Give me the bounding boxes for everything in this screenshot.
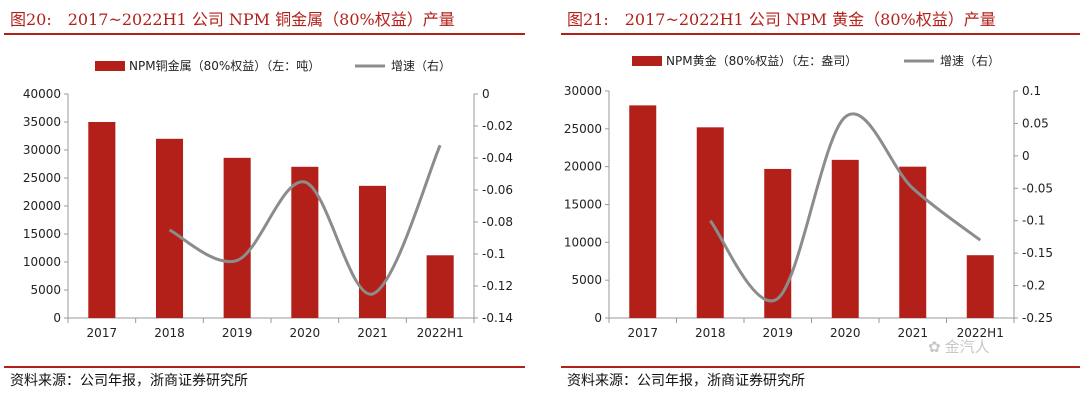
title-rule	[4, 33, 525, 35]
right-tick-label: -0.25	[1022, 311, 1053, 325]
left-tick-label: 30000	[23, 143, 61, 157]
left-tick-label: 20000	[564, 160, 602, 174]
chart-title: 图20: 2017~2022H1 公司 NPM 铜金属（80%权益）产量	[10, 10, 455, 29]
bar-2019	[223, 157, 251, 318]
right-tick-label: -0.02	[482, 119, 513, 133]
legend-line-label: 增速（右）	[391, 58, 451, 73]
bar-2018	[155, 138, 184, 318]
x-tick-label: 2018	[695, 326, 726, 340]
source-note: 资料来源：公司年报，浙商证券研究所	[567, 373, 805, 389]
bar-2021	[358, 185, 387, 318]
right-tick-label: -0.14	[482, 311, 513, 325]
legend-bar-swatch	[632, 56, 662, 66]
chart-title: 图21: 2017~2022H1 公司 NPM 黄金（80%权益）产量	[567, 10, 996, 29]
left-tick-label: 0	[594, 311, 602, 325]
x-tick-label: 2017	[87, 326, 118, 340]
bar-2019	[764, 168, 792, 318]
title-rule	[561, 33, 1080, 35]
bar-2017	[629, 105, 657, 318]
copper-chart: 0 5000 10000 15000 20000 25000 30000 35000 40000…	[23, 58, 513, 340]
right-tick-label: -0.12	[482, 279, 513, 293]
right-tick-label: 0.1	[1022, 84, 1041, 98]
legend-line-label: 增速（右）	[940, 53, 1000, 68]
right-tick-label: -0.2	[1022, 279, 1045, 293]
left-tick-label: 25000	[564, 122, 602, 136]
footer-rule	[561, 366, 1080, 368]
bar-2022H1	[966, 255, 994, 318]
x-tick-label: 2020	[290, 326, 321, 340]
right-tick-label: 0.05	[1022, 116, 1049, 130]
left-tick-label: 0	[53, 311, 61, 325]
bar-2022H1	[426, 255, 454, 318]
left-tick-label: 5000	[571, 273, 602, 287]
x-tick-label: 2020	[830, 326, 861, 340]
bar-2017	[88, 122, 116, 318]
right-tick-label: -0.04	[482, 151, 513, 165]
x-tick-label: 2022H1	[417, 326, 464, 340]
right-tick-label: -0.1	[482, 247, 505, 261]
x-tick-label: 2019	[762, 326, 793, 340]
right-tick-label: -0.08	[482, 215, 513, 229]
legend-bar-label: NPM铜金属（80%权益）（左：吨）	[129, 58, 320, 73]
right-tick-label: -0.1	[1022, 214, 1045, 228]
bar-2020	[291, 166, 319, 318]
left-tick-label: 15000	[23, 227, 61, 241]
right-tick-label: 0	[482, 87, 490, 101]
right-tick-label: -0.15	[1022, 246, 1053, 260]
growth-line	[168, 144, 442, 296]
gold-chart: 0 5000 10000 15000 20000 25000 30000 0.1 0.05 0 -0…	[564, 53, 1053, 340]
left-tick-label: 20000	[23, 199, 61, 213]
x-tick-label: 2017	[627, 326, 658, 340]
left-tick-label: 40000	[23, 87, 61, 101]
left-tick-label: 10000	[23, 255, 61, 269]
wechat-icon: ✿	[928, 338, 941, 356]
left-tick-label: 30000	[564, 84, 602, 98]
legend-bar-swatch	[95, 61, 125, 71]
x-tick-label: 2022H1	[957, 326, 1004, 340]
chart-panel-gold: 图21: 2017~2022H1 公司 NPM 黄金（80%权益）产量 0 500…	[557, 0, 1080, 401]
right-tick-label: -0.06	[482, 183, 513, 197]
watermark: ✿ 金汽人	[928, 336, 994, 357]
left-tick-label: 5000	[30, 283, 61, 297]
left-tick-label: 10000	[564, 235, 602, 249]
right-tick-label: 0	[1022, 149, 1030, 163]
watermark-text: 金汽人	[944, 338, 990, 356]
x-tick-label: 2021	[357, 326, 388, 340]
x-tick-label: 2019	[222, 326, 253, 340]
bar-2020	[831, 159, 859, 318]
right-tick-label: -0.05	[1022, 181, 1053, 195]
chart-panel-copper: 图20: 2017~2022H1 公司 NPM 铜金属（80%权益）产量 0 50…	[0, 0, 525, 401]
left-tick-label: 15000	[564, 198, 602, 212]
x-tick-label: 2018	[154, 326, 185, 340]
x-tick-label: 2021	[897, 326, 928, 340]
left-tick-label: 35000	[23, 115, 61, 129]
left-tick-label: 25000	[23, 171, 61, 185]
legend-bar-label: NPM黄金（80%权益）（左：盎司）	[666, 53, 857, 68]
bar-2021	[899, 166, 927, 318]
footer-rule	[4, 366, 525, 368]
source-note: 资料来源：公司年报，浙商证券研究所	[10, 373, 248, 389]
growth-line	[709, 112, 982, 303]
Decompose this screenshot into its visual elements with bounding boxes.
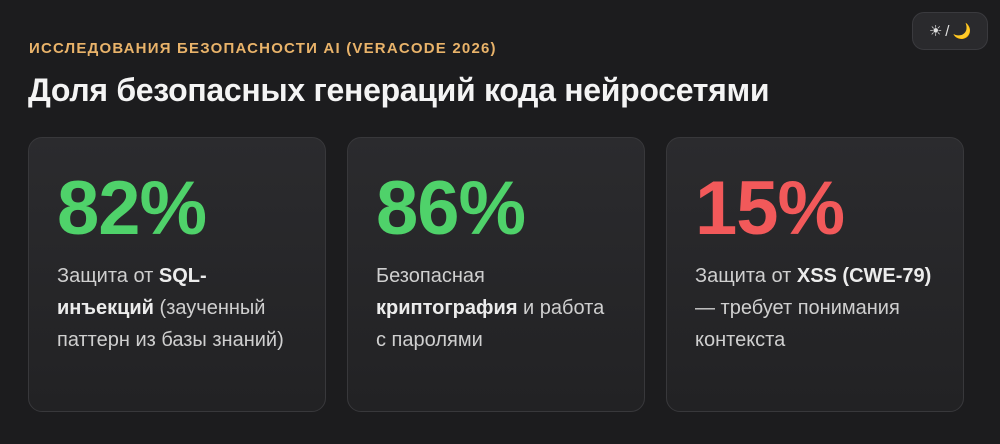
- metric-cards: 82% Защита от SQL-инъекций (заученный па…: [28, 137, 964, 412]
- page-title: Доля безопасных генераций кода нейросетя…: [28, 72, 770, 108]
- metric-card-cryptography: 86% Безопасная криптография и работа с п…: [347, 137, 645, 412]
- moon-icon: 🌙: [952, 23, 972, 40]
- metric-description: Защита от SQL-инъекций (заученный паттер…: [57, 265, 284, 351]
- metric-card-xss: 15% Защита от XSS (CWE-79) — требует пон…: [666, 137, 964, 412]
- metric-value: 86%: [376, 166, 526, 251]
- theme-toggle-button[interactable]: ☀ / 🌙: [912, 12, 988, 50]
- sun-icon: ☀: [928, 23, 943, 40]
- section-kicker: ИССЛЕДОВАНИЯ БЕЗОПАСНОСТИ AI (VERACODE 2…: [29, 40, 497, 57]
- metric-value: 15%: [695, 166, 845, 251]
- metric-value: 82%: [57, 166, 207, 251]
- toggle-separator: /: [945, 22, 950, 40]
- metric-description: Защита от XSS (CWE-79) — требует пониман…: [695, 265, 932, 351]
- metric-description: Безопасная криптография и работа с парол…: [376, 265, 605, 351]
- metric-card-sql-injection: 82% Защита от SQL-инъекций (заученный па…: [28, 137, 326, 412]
━━━━━━━━━━
THE TASK
Output every row from the one containing "33, 525, 35]" through the one containing "105, 657, 318]", inclusive, reproduced verbatim.

SOLUTION
title-rule	[4, 33, 525, 35]
right-tick-label: -0.25	[1022, 311, 1053, 325]
left-tick-label: 30000	[23, 143, 61, 157]
left-tick-label: 20000	[564, 160, 602, 174]
chart-title: 图20: 2017~2022H1 公司 NPM 铜金属（80%权益）产量	[10, 10, 455, 29]
bar-2019	[223, 157, 251, 318]
right-tick-label: -0.02	[482, 119, 513, 133]
legend-line-label: 增速（右）	[391, 58, 451, 73]
bar-2018	[155, 138, 184, 318]
x-tick-label: 2018	[695, 326, 726, 340]
source-note: 资料来源：公司年报，浙商证券研究所	[567, 373, 805, 389]
bar-2021	[358, 185, 387, 318]
right-tick-label: -0.14	[482, 311, 513, 325]
legend-bar-swatch	[632, 56, 662, 66]
chart-title: 图21: 2017~2022H1 公司 NPM 黄金（80%权益）产量	[567, 10, 996, 29]
left-tick-label: 0	[594, 311, 602, 325]
x-tick-label: 2017	[87, 326, 118, 340]
bar-2019	[764, 168, 792, 318]
title-rule	[561, 33, 1080, 35]
bar-2017	[629, 105, 657, 318]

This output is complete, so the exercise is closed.